• Text under study:
══════════════════════════════

# ODinW Benchmark Evaluation

This directory contains the implementation for evaluating vision-language models on the ODinW (Object Detection in the Wild) 13 dataset using vLLM for high-speed inference.

## Overview

ODinW is a comprehensive object detection benchmark that consists of 13 diverse datasets spanning various domains. This implementation provides:

- **High-speed inference** using vLLM with automatic batch optimization
- **Unified evaluation** across 13 diverse object detection datasets
- **COCO-style metrics** including mAP, mAP_50, mAP_75, etc.
- **Modular code structure** for easy maintenance and extension

## Project Structure

```
ODinW-13/
├── run_odinw.py          # Main script for inference and evaluation
├── dataset_utils.py      # Dataset loading and preprocessing utilities
├── eval_utils.py         # Evaluation logic and COCO metrics computation
├── infer_instruct.sh     # Inference script for instruct models
├── infer_think.sh        # Inference script for thinking models
├── eval_instruct.sh      # Evaluation script for instruct model results
├── eval_think.sh         # Evaluation script for thinking model results
├── requirements.txt      # Python dependencies
└── README.md            # This file
```

## Requirements

### Python Dependencies

```bash
pip install -r requirements.txt
```

Key dependencies:
- `vllm` - High-speed LLM inference engine
- `transformers` - HuggingFace transformers
- `qwen_vl_utils` - Qwen VL utilities for vision processing
- `pycocotools` - COCO evaluation API
- `pandas`, `numpy` - Data processing
- `Pillow` - Image processing
- `tabulate` - Table formatting (optional, for better output display)

══════════════════════════════

• Exercise requirements: Translate this sentence from the ODinW evaluation page into Spanish: "ODinW is a comprehensive object detection benchmark that consists of 13 diverse datasets spanning various domains." The material after this point comes from a separate source.

• Data shown:
══════════════════════════════

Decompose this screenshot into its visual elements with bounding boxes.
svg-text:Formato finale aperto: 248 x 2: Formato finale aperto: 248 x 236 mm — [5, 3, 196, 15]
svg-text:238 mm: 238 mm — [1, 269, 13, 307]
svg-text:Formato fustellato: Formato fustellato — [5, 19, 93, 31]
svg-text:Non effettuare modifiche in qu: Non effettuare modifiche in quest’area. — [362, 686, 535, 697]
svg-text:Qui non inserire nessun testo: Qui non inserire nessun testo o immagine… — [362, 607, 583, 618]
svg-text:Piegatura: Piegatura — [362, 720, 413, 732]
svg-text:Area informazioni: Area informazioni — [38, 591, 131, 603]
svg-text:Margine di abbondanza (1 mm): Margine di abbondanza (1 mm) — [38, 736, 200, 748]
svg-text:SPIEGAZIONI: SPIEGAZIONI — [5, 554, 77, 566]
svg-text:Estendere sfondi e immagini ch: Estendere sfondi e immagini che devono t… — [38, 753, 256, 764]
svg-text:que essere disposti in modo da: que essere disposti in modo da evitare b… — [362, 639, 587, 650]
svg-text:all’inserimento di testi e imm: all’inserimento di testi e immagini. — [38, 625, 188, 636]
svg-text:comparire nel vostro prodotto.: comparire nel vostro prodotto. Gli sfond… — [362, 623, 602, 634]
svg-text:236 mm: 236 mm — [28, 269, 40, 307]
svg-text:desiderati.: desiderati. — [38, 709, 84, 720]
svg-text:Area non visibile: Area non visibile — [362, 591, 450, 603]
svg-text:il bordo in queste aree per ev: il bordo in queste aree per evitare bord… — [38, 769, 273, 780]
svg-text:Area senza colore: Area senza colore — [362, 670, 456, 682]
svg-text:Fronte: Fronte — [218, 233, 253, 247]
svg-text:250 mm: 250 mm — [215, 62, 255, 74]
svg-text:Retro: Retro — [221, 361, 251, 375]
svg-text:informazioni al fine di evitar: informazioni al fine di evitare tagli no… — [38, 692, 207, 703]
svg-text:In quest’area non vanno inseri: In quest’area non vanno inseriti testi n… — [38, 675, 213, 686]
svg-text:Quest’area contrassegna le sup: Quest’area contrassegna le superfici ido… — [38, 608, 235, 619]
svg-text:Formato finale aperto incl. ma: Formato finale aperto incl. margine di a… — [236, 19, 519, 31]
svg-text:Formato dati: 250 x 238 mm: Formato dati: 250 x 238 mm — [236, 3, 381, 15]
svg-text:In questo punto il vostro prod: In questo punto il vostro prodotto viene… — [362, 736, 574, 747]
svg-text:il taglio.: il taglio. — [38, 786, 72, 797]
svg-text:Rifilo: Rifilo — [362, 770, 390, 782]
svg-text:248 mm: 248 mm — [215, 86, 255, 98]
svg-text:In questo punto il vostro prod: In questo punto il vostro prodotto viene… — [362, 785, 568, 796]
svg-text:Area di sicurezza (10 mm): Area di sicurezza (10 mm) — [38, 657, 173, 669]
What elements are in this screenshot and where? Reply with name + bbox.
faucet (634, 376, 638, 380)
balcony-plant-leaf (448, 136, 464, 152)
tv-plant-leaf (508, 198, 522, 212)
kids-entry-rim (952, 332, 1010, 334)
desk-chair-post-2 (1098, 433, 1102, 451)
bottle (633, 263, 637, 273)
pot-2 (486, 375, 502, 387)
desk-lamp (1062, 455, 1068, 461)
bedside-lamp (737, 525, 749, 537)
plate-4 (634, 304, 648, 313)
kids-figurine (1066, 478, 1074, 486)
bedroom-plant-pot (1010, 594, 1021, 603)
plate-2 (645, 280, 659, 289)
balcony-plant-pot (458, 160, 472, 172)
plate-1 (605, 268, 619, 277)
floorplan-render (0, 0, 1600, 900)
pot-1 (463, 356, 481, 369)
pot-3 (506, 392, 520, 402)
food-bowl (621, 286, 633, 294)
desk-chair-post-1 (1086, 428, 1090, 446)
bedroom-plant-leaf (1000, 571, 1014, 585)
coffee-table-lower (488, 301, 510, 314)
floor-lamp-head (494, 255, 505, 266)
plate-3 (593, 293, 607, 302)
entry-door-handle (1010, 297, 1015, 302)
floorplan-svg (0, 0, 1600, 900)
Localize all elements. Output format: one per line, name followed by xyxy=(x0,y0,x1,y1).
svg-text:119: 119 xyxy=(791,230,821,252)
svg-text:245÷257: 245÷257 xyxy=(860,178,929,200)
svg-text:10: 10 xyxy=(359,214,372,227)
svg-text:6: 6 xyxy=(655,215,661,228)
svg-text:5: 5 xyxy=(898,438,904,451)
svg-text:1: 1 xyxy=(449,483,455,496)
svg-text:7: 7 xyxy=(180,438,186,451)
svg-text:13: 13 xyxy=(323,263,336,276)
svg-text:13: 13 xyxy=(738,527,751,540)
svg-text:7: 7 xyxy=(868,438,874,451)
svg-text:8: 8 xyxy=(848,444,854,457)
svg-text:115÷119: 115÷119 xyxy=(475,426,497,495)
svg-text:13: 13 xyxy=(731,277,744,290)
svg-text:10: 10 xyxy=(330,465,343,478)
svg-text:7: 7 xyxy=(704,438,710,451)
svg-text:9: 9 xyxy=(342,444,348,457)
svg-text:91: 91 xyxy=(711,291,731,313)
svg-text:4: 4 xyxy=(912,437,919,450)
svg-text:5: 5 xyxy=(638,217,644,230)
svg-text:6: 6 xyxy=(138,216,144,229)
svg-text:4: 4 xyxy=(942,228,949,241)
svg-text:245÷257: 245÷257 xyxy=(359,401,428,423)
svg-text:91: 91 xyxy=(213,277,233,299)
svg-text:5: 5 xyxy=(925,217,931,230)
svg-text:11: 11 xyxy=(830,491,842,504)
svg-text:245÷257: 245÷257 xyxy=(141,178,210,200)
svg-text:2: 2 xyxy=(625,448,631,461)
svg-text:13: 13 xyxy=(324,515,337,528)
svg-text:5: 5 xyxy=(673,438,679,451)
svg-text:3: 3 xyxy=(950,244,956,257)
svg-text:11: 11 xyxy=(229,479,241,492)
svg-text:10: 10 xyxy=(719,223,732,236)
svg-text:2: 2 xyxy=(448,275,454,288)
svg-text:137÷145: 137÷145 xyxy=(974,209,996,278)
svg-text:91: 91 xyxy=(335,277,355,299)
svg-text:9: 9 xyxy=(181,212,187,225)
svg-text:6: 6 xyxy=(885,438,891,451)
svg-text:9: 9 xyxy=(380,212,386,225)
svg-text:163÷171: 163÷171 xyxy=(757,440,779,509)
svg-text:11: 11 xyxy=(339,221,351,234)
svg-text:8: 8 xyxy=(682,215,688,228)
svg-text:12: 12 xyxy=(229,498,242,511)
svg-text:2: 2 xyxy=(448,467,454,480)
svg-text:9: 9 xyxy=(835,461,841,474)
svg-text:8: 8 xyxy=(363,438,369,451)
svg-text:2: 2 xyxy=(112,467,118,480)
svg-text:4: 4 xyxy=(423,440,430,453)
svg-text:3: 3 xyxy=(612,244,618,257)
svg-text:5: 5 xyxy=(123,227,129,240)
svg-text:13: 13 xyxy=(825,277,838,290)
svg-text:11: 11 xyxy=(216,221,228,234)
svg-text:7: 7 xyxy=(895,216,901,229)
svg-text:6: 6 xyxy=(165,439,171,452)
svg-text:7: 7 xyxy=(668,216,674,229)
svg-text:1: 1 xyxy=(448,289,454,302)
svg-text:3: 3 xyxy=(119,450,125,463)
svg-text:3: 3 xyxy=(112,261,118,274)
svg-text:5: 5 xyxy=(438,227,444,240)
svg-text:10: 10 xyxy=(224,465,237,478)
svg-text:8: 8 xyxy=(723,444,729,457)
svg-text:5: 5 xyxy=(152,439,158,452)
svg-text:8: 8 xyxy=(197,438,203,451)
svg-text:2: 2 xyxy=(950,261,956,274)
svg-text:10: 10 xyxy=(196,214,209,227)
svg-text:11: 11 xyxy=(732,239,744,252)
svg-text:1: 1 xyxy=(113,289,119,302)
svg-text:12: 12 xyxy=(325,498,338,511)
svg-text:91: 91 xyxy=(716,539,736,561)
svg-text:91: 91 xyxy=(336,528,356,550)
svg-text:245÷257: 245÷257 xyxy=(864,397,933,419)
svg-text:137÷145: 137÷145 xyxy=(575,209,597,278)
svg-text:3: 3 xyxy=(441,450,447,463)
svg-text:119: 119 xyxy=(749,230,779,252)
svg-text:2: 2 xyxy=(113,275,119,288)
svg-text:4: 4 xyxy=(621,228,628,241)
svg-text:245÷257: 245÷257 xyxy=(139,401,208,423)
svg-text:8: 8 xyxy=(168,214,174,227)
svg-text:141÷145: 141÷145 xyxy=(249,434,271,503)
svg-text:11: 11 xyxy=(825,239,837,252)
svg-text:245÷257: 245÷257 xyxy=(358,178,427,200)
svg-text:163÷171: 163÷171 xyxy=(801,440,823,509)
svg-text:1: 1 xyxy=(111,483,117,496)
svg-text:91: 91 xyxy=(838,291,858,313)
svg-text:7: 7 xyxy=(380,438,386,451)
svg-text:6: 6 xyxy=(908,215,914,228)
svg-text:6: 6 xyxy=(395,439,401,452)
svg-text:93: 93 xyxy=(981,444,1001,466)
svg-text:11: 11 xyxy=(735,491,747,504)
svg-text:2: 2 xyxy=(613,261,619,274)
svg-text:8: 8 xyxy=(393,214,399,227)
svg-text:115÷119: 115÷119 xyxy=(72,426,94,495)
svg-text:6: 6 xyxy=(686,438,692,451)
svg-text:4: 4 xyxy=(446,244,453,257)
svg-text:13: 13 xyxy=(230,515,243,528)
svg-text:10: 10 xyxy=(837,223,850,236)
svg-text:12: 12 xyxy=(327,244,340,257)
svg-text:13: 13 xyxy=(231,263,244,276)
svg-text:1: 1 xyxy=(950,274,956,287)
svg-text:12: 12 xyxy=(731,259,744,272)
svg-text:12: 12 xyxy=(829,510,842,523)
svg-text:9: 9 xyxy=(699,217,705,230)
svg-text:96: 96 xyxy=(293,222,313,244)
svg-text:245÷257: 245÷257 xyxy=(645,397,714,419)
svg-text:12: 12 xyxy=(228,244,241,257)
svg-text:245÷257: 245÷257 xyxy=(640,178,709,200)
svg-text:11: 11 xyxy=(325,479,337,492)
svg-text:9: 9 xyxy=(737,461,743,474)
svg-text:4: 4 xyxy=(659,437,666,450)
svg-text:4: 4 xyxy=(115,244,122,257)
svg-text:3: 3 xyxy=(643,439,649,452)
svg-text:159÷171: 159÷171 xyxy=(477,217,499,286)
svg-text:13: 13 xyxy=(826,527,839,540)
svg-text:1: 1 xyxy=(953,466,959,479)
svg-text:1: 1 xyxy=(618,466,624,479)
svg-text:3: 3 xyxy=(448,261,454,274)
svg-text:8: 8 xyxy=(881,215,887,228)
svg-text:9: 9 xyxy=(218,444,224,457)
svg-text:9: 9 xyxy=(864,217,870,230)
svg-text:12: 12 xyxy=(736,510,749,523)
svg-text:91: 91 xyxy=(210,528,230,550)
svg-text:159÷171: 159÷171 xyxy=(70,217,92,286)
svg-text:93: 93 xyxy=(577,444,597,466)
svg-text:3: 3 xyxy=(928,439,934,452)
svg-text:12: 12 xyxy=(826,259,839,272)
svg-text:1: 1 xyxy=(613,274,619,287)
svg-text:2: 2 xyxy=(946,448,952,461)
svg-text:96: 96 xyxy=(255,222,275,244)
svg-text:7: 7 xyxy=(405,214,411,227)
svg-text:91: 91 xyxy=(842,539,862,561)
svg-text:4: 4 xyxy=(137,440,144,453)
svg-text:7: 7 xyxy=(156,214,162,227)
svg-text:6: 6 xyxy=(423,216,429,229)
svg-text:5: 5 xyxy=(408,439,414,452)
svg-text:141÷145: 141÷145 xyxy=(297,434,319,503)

══════════════════════════════

• Result below: ODinW es un banco de pruebas integral de detección de objetos que consta de 13 conjuntos de datos diversos que abarcan distintos dominios.